§ Exercise instructions: Show every line of the records below that contains the word "Score".

§ Records to process:
______
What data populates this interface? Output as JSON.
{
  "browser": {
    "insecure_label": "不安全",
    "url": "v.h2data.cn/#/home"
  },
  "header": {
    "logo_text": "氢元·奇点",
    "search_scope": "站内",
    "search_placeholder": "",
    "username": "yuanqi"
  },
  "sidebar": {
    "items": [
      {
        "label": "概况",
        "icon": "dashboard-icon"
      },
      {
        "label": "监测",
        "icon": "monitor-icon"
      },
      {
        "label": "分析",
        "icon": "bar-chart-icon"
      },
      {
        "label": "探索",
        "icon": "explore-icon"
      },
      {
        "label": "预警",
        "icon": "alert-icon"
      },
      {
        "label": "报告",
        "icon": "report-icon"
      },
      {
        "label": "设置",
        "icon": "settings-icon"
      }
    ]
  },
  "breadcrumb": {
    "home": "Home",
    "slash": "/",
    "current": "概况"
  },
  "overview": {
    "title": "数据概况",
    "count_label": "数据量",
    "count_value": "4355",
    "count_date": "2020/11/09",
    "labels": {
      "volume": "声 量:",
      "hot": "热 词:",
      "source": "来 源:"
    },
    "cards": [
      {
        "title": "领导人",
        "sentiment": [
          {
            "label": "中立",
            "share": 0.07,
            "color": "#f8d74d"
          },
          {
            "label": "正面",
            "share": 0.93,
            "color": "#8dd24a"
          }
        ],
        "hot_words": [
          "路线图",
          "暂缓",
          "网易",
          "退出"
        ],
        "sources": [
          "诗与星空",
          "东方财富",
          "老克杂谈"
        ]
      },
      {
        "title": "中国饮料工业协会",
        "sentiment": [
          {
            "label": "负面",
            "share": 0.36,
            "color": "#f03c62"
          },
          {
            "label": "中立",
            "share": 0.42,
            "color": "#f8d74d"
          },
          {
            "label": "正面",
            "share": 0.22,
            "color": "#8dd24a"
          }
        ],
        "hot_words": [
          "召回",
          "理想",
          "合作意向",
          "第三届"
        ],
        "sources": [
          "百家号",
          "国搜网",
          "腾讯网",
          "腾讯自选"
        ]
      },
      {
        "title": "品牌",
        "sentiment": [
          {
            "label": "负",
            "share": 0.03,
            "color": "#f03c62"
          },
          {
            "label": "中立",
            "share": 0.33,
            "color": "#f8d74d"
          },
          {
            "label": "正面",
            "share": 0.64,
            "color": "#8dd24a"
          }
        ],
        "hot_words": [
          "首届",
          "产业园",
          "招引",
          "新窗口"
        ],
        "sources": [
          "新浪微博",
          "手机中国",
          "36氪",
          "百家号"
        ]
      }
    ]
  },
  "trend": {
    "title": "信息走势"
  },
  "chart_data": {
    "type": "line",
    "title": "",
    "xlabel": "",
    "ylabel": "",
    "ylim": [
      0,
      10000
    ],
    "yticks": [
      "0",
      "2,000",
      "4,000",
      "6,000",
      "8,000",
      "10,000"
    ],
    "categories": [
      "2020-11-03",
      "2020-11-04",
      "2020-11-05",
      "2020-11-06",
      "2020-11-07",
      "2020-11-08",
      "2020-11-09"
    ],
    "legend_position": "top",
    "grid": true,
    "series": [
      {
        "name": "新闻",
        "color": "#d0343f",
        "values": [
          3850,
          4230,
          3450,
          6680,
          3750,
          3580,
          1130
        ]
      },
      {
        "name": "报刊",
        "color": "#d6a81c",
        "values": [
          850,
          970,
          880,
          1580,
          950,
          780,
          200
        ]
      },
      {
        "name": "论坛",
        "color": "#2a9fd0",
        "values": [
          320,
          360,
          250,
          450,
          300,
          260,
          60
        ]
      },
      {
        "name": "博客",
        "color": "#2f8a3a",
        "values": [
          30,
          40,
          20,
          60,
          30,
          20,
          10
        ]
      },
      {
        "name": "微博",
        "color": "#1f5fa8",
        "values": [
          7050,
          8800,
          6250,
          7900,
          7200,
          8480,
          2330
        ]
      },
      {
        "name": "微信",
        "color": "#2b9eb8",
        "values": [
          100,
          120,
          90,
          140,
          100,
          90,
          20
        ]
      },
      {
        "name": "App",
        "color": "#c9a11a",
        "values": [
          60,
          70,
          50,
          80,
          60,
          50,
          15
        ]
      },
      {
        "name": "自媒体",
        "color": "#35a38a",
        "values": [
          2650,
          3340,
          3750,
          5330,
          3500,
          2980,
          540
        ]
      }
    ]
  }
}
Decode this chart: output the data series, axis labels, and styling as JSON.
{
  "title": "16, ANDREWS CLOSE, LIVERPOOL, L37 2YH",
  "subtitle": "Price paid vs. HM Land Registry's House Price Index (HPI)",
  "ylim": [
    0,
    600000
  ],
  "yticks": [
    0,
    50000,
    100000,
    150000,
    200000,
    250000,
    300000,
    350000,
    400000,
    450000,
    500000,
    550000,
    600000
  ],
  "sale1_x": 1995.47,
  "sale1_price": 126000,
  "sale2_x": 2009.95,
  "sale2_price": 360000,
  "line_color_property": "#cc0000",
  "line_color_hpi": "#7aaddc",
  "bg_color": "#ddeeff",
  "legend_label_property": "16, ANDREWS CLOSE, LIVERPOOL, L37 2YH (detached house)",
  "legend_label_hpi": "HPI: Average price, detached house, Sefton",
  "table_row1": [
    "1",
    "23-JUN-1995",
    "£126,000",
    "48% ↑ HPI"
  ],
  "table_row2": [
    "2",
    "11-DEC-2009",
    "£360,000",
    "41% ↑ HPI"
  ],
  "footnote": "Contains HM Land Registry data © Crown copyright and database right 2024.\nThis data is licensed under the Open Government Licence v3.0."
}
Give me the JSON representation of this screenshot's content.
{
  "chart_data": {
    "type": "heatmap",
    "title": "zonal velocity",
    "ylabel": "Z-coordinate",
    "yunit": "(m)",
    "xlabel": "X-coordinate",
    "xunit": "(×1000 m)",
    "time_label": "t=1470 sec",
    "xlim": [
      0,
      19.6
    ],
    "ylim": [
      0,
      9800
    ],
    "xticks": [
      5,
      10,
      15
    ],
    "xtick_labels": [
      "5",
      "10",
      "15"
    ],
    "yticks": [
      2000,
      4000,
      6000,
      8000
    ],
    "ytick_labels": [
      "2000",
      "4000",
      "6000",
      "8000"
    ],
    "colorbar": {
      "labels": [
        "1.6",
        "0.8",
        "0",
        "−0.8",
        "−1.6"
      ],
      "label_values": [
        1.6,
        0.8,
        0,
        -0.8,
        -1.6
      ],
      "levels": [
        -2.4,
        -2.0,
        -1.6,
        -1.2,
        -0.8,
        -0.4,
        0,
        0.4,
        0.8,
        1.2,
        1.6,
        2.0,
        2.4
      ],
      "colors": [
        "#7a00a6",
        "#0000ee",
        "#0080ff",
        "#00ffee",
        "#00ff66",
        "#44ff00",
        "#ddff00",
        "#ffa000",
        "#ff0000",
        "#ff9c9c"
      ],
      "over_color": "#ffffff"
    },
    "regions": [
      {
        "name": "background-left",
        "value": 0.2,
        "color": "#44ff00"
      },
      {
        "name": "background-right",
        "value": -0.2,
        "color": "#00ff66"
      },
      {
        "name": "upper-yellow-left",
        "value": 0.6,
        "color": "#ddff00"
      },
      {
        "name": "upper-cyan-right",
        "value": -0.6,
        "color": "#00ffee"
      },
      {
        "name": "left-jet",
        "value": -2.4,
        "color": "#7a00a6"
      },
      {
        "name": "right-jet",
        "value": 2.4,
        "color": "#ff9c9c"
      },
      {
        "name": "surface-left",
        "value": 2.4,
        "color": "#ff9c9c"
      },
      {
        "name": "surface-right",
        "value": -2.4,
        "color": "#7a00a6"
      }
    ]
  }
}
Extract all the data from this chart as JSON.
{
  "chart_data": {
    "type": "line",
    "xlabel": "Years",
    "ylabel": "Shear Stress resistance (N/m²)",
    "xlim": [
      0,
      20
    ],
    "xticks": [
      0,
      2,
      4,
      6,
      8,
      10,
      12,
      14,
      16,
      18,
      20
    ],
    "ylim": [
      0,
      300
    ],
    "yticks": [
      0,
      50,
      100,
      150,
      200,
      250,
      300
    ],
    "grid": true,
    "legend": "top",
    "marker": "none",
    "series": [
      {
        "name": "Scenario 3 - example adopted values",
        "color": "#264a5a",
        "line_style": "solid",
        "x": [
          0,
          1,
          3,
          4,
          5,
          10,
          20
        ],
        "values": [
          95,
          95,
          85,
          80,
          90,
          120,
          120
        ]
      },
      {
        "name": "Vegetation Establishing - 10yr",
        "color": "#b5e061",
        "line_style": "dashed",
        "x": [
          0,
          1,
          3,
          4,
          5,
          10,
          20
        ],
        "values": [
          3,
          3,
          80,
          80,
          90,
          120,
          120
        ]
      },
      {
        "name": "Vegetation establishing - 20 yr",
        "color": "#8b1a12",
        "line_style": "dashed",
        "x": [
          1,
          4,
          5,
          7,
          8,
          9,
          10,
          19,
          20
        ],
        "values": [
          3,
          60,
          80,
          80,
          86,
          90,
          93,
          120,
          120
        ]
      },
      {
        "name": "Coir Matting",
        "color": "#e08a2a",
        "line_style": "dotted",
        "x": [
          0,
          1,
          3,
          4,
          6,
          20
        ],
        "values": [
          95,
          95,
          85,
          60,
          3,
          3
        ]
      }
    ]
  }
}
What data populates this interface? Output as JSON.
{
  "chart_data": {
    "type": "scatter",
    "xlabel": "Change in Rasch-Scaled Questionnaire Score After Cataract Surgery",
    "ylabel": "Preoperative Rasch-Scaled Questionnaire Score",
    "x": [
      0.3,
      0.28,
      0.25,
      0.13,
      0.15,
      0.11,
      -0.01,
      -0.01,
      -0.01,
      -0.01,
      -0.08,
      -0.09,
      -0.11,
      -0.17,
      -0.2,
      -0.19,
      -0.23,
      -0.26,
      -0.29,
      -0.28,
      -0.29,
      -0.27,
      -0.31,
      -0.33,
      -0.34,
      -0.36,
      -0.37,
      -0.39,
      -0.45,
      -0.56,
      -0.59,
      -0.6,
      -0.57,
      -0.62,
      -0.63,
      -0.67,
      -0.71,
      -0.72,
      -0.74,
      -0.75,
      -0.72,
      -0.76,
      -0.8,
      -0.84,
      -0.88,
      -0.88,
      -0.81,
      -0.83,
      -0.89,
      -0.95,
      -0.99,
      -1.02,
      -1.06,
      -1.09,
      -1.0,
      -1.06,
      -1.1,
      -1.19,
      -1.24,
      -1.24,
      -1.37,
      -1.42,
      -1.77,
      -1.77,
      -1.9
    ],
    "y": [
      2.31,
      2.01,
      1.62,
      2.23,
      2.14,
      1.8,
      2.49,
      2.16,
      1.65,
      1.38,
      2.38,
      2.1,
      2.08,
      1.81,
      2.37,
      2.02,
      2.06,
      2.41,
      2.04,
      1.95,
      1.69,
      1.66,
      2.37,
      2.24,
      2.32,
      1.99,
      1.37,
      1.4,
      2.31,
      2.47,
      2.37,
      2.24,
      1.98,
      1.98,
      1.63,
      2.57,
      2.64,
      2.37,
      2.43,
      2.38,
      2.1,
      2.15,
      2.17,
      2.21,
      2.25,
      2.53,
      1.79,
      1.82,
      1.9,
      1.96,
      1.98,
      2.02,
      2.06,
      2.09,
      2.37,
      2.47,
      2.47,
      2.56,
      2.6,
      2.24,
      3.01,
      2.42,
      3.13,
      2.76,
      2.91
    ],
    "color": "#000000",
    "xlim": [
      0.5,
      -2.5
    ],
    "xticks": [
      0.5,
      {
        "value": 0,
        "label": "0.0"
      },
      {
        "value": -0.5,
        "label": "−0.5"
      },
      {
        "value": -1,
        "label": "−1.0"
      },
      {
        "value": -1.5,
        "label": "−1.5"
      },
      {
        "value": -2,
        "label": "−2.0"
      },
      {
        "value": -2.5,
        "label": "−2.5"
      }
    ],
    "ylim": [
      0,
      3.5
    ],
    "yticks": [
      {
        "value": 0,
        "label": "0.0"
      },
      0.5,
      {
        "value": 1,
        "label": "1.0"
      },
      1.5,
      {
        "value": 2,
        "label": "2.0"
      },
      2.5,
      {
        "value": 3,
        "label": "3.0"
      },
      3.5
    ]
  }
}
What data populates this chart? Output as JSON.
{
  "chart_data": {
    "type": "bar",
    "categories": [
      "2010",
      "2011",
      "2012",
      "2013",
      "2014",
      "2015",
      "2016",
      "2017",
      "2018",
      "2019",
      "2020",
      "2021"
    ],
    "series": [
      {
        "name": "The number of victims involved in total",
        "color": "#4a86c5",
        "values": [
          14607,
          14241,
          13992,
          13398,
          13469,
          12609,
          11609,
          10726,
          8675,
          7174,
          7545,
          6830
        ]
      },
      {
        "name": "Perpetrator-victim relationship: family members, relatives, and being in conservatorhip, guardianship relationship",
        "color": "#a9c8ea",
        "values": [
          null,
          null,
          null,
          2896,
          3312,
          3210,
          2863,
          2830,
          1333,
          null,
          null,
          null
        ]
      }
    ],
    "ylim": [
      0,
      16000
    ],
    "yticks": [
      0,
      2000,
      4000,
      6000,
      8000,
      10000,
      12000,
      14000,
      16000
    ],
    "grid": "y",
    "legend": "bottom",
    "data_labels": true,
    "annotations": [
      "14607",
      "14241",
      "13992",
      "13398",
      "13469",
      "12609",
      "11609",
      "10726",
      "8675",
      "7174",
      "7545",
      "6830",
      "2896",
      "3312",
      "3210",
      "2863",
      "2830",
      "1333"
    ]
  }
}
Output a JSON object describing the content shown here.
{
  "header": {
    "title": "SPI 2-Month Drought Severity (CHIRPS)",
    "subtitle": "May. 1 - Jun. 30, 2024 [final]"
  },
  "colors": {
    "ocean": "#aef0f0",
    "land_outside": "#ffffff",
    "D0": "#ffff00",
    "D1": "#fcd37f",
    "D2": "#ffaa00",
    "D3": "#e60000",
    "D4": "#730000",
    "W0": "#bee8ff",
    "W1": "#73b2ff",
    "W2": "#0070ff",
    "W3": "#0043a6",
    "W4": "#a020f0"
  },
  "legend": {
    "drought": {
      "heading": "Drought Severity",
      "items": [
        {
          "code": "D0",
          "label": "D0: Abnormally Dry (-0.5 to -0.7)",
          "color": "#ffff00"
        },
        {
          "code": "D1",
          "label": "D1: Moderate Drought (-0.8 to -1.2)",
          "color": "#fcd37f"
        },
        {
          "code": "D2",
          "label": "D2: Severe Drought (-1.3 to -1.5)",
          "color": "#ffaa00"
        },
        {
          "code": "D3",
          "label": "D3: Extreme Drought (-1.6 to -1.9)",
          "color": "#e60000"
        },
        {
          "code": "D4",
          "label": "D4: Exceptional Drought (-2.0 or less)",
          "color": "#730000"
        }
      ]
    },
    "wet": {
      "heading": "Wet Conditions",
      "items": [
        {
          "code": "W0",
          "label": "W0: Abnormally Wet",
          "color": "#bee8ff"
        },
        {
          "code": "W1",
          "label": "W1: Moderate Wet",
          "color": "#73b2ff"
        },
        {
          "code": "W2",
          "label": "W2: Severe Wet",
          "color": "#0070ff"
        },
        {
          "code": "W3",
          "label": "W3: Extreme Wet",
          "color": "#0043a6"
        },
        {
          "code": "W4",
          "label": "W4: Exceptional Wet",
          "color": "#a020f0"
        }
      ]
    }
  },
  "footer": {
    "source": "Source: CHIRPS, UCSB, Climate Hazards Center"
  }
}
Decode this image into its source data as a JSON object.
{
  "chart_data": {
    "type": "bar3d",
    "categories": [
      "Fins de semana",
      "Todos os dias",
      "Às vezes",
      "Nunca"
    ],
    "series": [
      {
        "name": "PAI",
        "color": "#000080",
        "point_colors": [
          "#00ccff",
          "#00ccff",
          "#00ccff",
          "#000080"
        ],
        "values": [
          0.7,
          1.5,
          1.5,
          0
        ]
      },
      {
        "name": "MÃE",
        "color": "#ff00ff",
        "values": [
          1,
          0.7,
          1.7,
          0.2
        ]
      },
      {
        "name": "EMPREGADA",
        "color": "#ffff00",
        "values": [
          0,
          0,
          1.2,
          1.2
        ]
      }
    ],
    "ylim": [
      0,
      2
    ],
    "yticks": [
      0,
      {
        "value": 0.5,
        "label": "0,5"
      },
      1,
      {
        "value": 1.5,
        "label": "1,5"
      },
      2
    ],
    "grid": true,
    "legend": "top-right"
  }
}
______
§ Correct response:
    "xlabel": "Change in Rasch-Scaled Questionnaire Score After Cataract Surgery",
    "ylabel": "Preoperative Rasch-Scaled Questionnaire Score",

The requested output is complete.